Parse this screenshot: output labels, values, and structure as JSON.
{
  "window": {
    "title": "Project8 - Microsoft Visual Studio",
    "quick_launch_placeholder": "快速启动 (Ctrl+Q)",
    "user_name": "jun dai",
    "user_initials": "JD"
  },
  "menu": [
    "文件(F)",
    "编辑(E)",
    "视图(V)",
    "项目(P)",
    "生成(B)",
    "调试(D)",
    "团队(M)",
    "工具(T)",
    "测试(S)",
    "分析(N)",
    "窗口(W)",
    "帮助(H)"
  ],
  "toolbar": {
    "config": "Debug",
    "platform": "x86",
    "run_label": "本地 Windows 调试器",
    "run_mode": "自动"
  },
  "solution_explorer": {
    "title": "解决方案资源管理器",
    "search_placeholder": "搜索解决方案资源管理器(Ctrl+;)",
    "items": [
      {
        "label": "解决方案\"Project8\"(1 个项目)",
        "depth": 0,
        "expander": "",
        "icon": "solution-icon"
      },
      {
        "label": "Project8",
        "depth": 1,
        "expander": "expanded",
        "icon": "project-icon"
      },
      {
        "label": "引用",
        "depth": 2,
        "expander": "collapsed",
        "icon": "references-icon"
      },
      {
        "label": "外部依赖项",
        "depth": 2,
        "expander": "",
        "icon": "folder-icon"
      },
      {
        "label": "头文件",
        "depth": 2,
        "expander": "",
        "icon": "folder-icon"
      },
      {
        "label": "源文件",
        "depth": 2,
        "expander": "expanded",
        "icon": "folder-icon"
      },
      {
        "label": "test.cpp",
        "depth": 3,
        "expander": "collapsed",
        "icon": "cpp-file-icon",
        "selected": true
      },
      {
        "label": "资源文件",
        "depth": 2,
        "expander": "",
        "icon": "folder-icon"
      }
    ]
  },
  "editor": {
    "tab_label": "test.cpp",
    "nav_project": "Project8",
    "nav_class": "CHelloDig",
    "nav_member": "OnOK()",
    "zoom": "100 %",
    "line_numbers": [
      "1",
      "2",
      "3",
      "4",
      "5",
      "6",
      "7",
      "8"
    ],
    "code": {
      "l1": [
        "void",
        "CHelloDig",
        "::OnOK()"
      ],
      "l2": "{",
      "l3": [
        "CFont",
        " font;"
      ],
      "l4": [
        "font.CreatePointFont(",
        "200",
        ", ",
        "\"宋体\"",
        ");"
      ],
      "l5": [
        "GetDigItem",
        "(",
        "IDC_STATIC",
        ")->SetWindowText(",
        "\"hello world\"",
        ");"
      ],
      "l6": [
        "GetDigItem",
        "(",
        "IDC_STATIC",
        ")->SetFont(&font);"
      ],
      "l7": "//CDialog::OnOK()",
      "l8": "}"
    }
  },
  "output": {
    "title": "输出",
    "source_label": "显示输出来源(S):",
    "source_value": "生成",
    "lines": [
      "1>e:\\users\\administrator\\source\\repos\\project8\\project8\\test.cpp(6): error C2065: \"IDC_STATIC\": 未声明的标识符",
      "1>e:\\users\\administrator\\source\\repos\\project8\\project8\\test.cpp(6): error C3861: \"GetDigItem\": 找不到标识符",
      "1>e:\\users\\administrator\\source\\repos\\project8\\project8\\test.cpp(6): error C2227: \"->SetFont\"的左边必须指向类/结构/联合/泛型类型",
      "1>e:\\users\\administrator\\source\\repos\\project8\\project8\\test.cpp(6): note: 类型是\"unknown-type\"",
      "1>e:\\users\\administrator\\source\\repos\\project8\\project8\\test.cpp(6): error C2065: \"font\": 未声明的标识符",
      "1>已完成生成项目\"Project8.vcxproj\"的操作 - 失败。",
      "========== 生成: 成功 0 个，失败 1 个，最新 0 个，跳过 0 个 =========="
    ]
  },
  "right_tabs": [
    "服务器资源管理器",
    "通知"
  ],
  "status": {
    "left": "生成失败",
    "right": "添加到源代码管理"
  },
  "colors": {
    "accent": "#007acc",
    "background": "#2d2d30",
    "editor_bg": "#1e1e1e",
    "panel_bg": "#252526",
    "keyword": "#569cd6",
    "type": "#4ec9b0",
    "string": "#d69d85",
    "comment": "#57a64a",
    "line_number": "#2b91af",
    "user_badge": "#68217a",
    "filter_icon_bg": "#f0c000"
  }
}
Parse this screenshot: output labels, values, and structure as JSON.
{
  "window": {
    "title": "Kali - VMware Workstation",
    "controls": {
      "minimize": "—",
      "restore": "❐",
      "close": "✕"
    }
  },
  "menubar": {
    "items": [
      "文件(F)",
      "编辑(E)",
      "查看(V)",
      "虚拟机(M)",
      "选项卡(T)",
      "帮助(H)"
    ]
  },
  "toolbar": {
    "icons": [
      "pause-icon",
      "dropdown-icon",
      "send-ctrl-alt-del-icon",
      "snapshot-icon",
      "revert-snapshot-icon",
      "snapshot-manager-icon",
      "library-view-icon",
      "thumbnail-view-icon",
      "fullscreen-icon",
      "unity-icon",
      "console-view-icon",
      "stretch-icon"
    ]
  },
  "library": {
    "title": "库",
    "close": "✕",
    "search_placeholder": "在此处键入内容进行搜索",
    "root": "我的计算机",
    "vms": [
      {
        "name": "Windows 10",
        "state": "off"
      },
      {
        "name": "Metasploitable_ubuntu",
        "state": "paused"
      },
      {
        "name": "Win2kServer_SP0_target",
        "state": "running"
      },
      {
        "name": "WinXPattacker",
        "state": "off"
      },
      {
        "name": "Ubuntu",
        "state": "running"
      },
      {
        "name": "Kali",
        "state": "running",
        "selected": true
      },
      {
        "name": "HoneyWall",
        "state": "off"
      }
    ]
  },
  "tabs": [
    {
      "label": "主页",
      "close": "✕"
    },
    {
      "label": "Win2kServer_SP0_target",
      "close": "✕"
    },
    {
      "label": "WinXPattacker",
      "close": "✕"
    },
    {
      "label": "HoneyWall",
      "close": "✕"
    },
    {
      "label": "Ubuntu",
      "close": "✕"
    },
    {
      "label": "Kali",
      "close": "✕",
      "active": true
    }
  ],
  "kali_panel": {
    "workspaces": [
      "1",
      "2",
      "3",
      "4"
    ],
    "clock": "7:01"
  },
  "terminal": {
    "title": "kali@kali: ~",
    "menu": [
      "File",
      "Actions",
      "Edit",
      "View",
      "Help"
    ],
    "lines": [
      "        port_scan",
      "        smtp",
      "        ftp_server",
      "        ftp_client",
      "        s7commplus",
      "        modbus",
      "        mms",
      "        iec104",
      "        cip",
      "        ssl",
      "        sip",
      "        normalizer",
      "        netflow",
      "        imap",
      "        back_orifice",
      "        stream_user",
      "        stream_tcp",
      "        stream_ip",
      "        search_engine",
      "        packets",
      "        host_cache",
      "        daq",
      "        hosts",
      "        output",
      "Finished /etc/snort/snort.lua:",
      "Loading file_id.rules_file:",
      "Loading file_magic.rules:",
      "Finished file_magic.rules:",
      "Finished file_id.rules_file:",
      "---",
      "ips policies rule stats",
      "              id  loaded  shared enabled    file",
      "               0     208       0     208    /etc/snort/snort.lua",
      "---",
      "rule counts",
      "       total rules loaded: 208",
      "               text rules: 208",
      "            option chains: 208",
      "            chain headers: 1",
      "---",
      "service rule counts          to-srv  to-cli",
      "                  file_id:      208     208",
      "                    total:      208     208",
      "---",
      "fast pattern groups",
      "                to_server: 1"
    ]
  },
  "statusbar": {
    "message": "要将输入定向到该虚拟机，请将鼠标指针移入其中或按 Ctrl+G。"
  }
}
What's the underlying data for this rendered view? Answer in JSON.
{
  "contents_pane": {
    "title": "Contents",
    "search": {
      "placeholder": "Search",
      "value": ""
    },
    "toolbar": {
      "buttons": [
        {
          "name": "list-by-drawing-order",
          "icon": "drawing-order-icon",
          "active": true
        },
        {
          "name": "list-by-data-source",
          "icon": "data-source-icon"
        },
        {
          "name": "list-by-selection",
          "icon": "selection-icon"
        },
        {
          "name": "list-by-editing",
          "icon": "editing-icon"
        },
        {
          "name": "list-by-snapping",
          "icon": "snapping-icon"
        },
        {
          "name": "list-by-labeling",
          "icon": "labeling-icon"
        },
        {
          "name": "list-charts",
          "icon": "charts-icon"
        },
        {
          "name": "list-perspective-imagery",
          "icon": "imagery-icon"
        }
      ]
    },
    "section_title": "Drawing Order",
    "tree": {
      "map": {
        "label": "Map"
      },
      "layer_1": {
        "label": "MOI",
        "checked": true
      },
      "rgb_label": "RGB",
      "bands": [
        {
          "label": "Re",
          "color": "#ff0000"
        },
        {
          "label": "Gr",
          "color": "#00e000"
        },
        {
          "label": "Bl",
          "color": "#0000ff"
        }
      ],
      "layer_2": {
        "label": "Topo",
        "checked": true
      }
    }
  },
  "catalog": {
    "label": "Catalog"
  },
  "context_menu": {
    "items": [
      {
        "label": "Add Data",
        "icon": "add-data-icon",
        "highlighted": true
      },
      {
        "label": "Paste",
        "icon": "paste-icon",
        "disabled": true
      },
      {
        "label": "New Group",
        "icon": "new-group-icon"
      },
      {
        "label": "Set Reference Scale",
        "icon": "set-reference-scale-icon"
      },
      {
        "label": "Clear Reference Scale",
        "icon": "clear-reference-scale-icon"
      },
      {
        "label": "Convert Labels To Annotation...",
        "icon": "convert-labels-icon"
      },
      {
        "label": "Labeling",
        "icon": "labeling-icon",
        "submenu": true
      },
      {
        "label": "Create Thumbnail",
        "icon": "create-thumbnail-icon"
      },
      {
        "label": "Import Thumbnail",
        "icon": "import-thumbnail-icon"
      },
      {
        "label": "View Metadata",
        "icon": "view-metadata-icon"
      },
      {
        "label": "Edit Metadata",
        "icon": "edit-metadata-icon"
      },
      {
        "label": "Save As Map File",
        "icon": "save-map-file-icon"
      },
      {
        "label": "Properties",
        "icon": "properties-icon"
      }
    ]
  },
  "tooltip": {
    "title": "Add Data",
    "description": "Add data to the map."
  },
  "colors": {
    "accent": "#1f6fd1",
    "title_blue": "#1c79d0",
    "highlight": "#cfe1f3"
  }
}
◆ ◆ ◆
Pick out the lines that include the word "snort" and write them out.

      "Finished /etc/snort/snort.lua:",
      "               0     208       0     208    /etc/snort/snort.lua",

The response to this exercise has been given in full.